■ **Exercise aim**:
Identify all lines in the data containing the string "آیتم". Copy them out.

[Stored data]
** BEGIN **

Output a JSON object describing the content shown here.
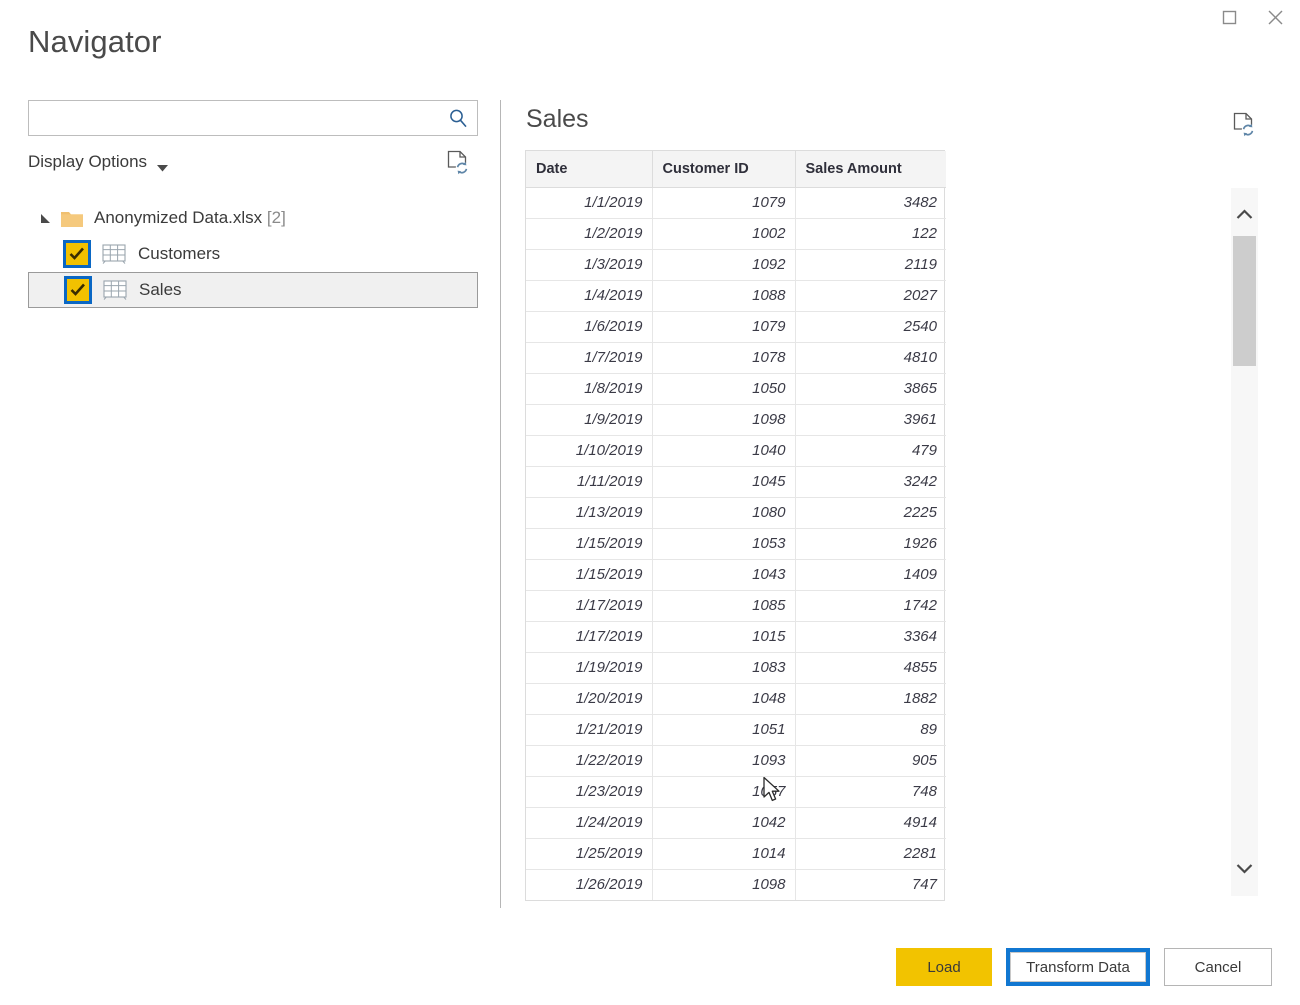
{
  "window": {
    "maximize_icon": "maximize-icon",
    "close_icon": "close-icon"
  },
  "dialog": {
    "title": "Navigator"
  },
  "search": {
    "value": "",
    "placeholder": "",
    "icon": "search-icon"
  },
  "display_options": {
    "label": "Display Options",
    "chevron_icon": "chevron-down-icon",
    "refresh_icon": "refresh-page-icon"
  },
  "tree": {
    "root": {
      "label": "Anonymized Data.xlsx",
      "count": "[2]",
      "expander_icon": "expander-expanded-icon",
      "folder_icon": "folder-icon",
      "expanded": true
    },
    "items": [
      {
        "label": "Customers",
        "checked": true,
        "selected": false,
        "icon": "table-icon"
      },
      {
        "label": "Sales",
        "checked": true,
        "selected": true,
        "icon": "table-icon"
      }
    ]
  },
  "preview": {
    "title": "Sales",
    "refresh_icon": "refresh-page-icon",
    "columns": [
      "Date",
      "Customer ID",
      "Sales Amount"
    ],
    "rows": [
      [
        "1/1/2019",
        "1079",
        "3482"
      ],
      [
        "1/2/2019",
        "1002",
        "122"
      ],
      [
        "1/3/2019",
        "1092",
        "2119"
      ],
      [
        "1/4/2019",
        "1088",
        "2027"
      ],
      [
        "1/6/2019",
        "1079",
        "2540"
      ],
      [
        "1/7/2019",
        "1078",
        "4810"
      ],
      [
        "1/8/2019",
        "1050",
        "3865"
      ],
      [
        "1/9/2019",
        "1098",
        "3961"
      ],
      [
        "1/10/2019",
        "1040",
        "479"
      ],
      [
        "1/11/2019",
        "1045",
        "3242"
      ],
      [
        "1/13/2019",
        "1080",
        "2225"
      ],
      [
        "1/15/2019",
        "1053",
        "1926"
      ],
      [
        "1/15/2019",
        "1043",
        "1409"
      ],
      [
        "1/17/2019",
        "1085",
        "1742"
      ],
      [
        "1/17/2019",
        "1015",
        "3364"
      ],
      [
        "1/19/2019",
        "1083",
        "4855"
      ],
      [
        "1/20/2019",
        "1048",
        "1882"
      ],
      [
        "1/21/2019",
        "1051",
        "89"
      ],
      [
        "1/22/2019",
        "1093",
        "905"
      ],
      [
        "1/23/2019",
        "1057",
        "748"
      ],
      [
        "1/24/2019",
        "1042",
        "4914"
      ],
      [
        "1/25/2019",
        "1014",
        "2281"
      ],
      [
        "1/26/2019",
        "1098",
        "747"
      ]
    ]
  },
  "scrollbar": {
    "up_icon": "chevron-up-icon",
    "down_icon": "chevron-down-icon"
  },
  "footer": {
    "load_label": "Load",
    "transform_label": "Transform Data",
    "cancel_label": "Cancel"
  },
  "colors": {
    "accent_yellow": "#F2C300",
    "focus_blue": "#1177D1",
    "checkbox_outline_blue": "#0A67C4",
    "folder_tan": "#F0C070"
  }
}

** END **
** BEGIN **

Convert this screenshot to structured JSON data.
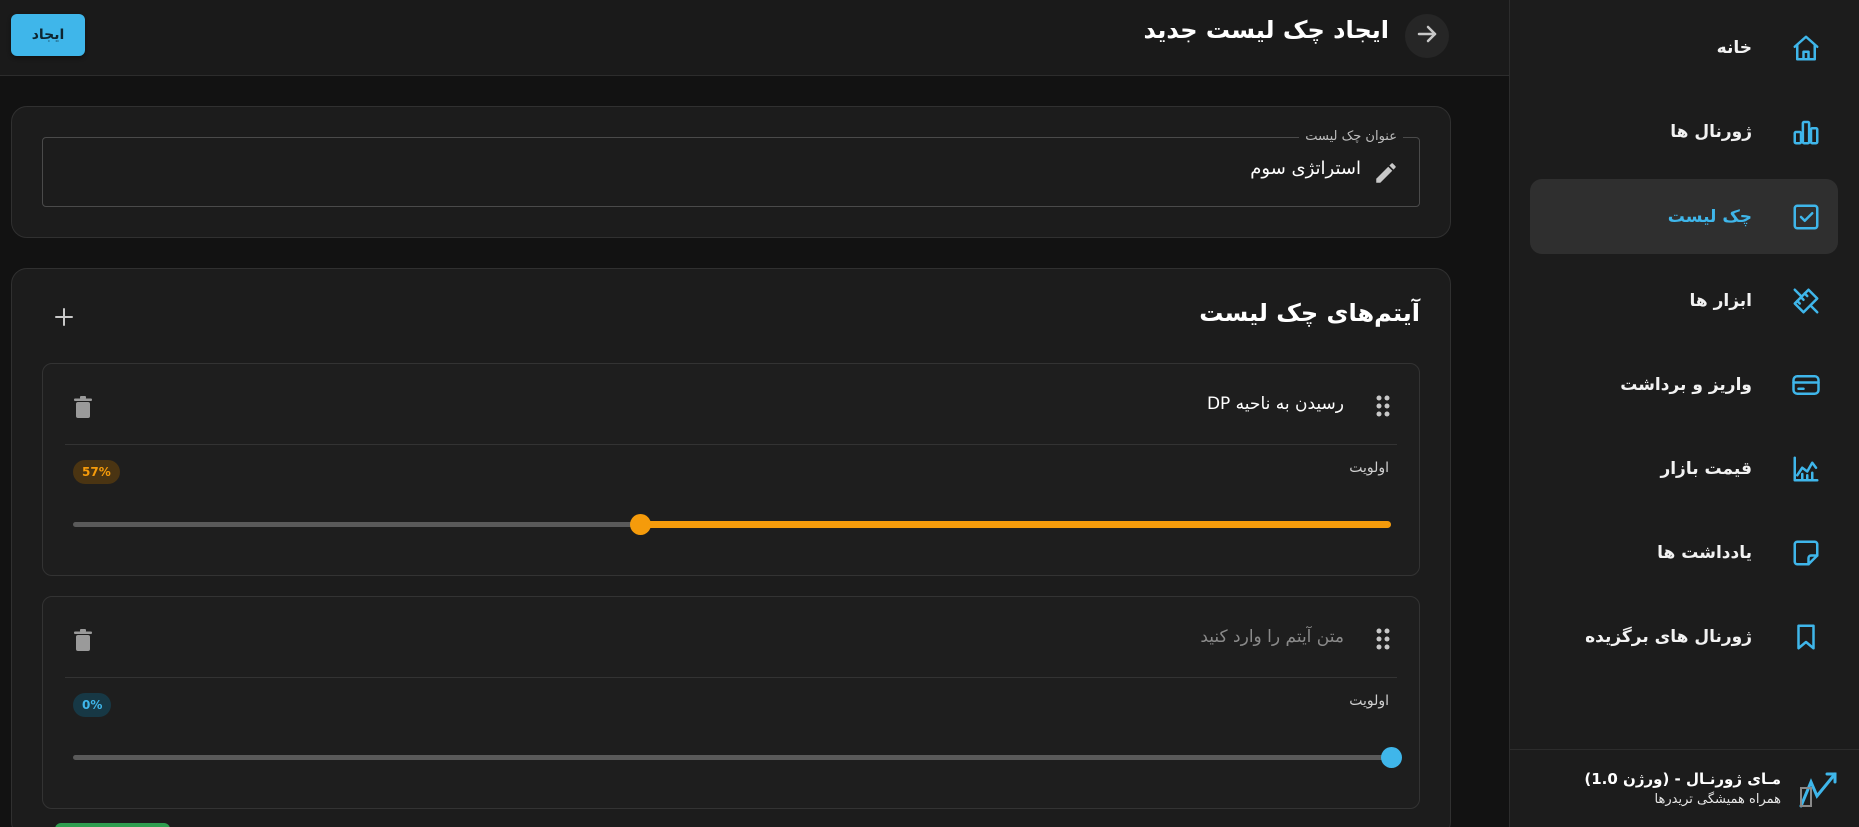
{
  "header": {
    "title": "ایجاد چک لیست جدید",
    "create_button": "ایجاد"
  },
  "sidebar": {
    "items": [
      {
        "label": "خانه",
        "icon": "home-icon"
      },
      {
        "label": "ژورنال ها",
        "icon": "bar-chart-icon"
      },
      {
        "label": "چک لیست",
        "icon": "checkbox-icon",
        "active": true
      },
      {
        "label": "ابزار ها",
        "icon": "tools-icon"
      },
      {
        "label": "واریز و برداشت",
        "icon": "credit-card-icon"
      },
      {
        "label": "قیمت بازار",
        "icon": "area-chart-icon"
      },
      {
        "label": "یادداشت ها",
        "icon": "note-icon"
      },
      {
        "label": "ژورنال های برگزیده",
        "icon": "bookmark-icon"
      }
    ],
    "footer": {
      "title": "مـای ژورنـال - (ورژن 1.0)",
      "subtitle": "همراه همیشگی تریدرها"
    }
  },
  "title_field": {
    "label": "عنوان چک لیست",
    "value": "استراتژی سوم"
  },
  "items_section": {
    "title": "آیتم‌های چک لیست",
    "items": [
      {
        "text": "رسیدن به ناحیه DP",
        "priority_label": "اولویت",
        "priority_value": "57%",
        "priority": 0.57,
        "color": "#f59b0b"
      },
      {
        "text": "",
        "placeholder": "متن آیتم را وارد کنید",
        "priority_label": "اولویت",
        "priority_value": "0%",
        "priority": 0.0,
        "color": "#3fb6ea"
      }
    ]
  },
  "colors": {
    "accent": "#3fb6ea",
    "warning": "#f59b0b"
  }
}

** END **
** BEGIN **

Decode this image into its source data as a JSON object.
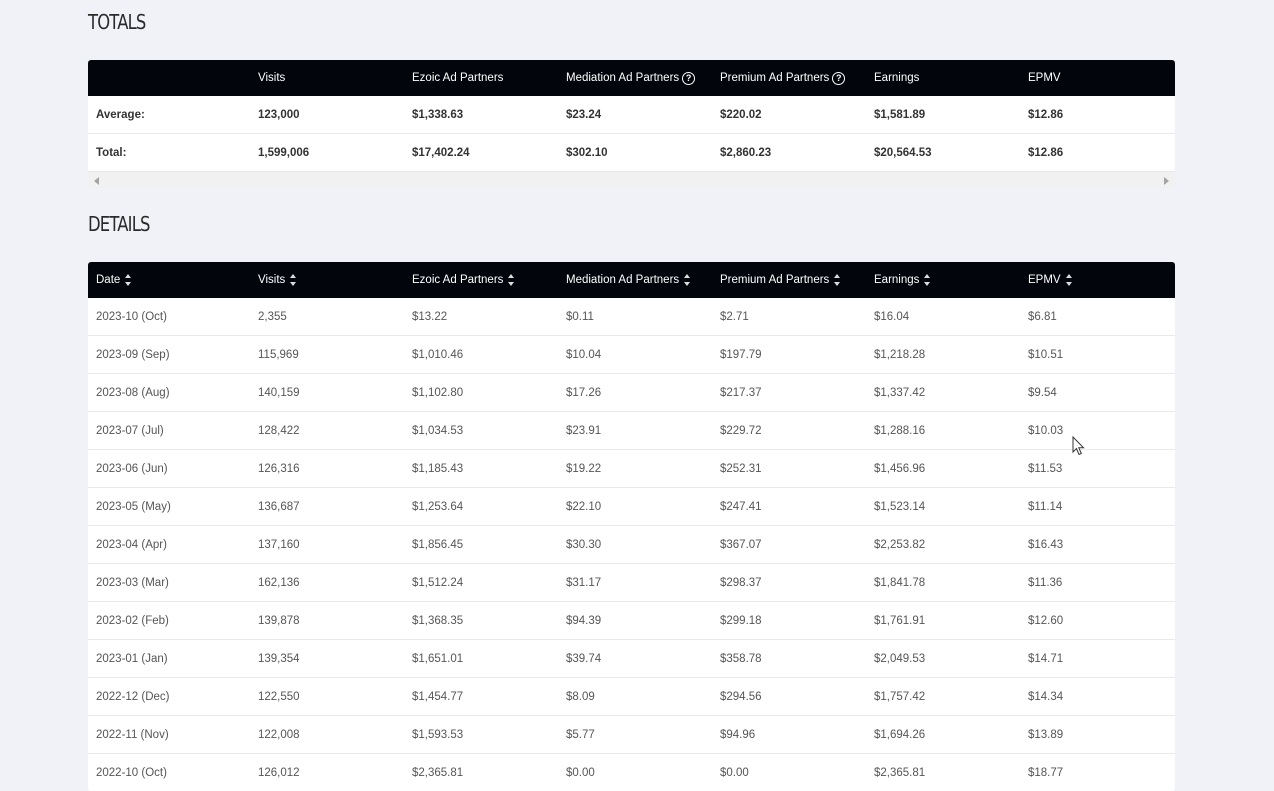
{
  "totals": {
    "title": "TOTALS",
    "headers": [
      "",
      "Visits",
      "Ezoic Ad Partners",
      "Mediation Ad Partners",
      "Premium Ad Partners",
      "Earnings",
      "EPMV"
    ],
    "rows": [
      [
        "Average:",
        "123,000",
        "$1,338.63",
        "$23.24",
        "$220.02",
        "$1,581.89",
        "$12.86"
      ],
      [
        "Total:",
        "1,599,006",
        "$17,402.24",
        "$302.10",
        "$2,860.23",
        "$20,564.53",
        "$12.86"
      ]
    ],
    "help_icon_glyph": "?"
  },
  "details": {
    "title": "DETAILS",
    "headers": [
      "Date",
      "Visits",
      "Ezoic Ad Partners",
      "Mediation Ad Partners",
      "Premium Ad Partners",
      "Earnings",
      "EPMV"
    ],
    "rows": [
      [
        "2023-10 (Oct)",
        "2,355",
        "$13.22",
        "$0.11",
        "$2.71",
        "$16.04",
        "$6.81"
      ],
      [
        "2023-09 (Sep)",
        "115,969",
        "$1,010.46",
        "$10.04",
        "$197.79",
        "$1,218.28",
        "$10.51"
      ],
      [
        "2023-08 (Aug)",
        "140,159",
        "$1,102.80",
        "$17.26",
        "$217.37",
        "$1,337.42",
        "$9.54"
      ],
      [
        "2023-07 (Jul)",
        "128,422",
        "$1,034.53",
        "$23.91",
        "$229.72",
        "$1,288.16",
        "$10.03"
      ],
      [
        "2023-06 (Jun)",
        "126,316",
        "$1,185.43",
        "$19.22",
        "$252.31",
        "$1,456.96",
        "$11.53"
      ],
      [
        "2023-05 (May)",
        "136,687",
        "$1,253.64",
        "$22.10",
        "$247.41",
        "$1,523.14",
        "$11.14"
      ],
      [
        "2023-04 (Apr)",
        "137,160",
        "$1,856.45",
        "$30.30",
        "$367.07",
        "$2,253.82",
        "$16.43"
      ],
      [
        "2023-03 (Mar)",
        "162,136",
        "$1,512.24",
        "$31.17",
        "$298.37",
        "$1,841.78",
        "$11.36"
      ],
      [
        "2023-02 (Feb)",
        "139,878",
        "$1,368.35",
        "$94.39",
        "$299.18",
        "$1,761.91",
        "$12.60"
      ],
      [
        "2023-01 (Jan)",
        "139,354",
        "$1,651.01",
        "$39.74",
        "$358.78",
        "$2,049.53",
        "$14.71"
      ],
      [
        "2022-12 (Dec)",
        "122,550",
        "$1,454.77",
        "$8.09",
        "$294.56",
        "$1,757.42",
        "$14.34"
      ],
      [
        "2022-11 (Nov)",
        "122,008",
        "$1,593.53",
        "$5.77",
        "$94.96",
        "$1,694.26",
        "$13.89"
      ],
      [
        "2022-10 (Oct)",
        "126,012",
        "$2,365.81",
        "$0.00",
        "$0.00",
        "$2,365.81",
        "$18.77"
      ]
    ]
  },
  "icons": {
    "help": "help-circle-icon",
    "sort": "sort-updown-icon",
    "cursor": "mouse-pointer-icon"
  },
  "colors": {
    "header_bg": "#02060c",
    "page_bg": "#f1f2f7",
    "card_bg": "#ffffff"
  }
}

** END **

■ **Output of the exercise**:
    "title": "آیتم‌های چک لیست",
        "placeholder": "متن آیتم را وارد کنید",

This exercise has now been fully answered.